Start TEXT SHOWN
Out: Did you first think Prince was gay?
Lisa: He was little and kinda prissy and everything. But he’s so not gay.
Wendy: He’s a girl, for sure, but he’s not gay. He looked at me like a gay woman would look at another woman.
Lisa: Totally. He’s like a fancy lesbian.
Wendy: …we looked at each other for the first time and I thought, “Oh, I could so fall in love with that girl easy” … He’s Casanova. He’s Valentino.

– Wendy Melvoin & Lisa Coleman of The Revolution, Out Magazine, 1996

As a chubby Black boy growing up in the shadow of Manhattan with a big brother who tortured me mercilessly, Prince, Michael Jackson, Bootsy Collins and Madonna were everything.
End TEXT SHOWN
Start DATA EXCERPTS
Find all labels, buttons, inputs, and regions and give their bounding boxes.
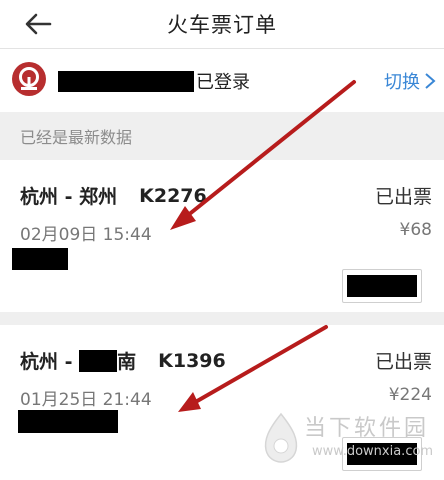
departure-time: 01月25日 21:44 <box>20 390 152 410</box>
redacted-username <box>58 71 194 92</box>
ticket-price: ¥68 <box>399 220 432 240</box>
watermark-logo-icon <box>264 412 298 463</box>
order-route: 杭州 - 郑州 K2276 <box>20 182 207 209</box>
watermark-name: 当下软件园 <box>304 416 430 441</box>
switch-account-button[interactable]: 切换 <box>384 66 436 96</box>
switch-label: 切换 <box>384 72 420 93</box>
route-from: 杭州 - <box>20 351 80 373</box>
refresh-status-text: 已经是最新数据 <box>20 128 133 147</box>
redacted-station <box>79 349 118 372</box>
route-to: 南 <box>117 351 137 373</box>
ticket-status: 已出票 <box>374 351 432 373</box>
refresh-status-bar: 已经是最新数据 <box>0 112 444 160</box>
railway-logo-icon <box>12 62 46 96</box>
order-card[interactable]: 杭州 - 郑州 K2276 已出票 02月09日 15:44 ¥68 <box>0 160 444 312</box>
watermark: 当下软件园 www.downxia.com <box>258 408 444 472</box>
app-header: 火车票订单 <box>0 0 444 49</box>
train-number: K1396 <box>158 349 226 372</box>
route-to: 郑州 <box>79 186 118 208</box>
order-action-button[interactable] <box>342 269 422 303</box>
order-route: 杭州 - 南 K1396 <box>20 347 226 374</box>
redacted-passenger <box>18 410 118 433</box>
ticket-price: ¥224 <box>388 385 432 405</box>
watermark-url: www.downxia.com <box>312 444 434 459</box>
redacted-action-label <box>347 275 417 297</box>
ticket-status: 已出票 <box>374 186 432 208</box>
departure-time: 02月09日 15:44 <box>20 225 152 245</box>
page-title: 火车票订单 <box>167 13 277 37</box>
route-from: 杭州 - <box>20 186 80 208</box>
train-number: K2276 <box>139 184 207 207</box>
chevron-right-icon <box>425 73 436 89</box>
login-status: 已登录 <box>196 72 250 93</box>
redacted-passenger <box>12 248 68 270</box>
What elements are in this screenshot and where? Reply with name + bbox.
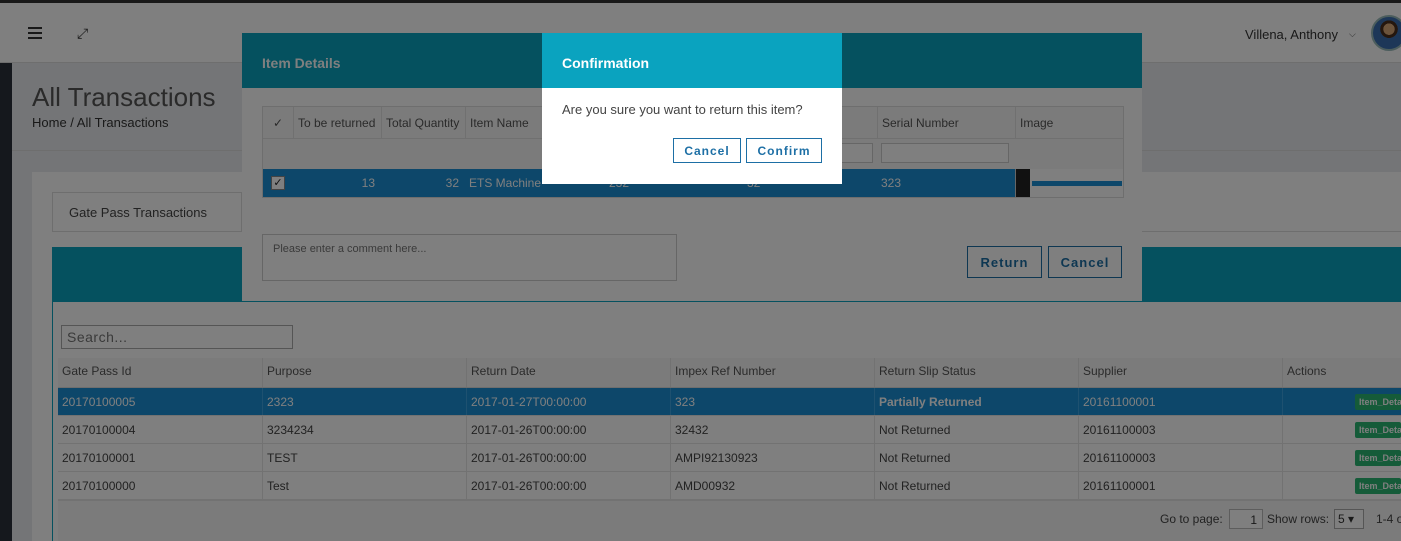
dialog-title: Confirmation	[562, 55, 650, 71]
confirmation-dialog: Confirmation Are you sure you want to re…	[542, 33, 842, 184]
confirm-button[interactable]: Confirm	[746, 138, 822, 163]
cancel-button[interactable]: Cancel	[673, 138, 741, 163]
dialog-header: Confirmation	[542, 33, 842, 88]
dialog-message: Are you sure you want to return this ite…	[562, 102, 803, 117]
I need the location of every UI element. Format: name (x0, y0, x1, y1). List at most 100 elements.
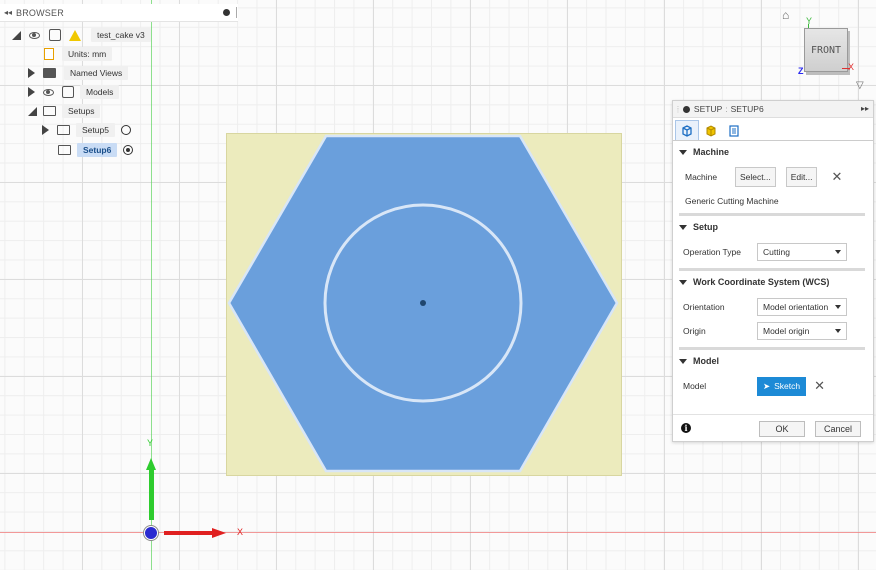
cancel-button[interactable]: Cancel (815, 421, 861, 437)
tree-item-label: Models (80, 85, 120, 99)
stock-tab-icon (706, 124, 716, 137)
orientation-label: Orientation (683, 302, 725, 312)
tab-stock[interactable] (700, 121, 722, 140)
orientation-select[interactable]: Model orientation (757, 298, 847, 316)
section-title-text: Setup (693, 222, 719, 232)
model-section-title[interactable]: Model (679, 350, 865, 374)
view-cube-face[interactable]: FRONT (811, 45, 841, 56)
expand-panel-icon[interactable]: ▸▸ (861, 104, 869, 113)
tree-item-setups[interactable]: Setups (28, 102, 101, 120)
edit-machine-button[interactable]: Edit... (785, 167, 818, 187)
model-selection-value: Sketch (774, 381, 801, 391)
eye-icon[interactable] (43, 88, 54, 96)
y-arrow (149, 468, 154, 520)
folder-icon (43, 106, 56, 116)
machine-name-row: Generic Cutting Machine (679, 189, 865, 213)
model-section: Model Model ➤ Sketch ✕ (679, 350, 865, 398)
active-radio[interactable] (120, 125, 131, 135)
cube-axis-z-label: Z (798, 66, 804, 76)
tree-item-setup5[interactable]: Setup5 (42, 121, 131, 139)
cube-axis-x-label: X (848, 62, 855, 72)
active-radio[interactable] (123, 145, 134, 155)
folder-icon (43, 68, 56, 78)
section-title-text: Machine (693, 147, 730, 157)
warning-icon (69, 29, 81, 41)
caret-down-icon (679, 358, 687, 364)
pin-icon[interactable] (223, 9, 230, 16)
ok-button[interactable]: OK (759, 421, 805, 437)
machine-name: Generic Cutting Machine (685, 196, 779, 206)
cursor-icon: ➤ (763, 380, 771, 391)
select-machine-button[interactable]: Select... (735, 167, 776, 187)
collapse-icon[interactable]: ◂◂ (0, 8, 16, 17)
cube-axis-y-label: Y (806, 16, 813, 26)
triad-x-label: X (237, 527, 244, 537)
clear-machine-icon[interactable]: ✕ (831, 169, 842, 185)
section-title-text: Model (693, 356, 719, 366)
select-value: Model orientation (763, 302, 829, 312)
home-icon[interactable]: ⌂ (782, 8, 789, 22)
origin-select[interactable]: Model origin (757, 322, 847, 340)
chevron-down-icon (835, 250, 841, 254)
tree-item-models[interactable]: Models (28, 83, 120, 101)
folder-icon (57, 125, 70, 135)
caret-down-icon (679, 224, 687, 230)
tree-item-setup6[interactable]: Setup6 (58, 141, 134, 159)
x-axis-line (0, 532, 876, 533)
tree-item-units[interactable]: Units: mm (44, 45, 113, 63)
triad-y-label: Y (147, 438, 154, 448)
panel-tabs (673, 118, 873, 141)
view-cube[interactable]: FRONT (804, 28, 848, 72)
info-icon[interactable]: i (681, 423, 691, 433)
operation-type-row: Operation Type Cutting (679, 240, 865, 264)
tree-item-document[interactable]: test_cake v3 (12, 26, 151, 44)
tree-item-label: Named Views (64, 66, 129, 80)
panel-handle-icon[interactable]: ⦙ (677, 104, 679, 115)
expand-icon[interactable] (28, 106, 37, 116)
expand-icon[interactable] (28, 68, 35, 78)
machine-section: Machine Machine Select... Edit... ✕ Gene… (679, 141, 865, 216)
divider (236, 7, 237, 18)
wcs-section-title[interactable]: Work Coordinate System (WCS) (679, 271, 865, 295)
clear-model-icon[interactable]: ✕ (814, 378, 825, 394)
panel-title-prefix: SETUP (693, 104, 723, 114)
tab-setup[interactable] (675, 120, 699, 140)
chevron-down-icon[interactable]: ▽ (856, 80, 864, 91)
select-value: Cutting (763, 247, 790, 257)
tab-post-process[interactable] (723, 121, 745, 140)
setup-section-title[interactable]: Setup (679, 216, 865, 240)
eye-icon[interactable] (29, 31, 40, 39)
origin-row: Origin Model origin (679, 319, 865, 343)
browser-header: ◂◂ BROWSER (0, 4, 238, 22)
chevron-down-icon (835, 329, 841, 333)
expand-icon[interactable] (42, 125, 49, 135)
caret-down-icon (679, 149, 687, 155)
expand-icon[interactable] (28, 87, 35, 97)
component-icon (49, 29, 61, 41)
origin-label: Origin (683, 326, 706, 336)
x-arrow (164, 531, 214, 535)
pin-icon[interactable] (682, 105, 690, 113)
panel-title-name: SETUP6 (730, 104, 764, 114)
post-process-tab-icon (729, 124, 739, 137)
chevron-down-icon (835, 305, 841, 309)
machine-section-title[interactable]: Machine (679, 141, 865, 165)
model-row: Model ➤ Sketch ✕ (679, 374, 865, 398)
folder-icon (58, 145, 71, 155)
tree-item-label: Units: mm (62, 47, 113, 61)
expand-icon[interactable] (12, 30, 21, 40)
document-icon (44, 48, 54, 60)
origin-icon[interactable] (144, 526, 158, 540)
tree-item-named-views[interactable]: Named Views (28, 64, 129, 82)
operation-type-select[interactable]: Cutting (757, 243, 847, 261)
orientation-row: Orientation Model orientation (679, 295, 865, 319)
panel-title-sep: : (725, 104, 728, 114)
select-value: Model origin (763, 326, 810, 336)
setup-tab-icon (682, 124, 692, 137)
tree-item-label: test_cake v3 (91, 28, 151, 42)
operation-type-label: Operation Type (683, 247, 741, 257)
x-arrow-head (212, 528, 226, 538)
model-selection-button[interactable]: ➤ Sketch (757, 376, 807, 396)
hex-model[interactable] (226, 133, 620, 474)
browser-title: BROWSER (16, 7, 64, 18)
End DATA EXCERPTS
EXERCISES:
- a) From the Prince excerpt, output the passage that begins with the words containing "Wendy: He’s a" and ends with "Casanova. He’s Valentino.", copied without changes.
- b) In the Prince excerpt, which band are Wendy Melvoin and Lisa Coleman named as members of?

RESPONSES BY TASK:
- a)
Wendy: He’s a girl, for sure, but he’s not gay. He looked at me like a gay woman would look at another woman.
Lisa: Totally. He’s like a fancy lesbian.
Wendy: …we looked at each other for the first time and I thought, “Oh, I could so fall in love with that girl easy” … He’s Casanova. He’s Valentino.

- b) The Revolution.